Work instructions ▸ Show, in full, each line of the data that contains "undetectable".

═══

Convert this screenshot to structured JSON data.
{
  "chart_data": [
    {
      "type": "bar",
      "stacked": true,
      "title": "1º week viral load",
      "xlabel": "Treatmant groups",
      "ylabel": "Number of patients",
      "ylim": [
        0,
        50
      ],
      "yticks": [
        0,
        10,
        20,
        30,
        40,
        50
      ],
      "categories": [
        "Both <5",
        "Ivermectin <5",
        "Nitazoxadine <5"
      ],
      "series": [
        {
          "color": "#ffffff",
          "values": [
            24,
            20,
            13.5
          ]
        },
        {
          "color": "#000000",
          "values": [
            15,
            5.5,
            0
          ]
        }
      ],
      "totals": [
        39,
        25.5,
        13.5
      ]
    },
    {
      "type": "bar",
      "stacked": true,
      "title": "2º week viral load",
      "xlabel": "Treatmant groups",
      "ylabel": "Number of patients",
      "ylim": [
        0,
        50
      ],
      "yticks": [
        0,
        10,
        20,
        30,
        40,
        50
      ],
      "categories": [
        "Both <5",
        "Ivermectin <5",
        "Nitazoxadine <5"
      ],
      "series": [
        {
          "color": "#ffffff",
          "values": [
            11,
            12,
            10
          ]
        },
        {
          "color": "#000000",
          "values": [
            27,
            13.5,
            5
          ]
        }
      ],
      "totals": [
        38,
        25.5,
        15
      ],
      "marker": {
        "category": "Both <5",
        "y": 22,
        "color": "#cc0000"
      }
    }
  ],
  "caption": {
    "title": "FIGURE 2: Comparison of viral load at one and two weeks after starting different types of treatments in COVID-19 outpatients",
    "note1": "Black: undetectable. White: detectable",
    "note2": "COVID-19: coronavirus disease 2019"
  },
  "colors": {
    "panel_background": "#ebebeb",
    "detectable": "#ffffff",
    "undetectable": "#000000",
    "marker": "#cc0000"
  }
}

═══

Finished exercise ▸
    "note1": "Black: undetectable. White: detectable",
    "undetectable": "#000000",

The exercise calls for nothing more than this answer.